My daughter is 11 years old and is currently working hard in 6th grade. She is always curious about learning more mathematics and sometimes becomes the pilot tester for EFFL lessons we are developing. Recently, we were out for a walk, when she asked:

"Wouldn't it be faster if we just cut diagonal across this field?"

I responded by asking her if she thought it would actually be shorter and how much time we might save by taking her shortcut. When we arrived home, I went to work designing some lessons that would help answer these questions. A few hours later and I was testing out the lessons with my daughter and 8-year-old son. After making a mess with broken spaghetti pieces and having some discussion, my daughter made the following realization:

"So a^2 + b^2 = c^2!!! I think I have heard of this one before"

She had discovered the Pythagorean Theorem! This is one of my proudest dad moments to date.

## What are the Learning Targets for these lessons?

### Learning Targets Day 1

Be able to identify the hypotenuse and legs of a right triangle.

Understand that the hypotenuse is the longest side of a right triangle, but is shorter than the sum of the other two sides.

## WRITTEN REQUEST
Revise the passage on the Pythagorean Theorem lessons by replacing "right triangle" with "right-angled triangle" throughout. Begin at the words "### Learning Targets" and stop after "other two sides.". The material that comes after this passage stands apart from it.

## DATASET EXTRACT
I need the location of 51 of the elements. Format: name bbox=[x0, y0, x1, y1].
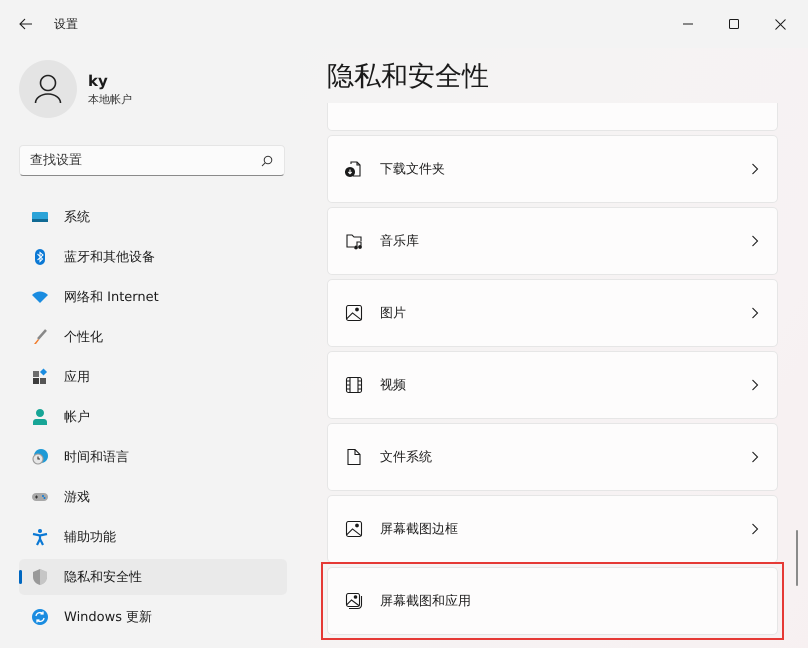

## SOLUTION FOR THIS PROBLEM
### Learning Targets Day 1

Be able to identify the hypotenuse and legs of a right-angled triangle.

Understand that the hypotenuse is the longest side of a right-angled triangle, but is shorter than the sum of the other two sides.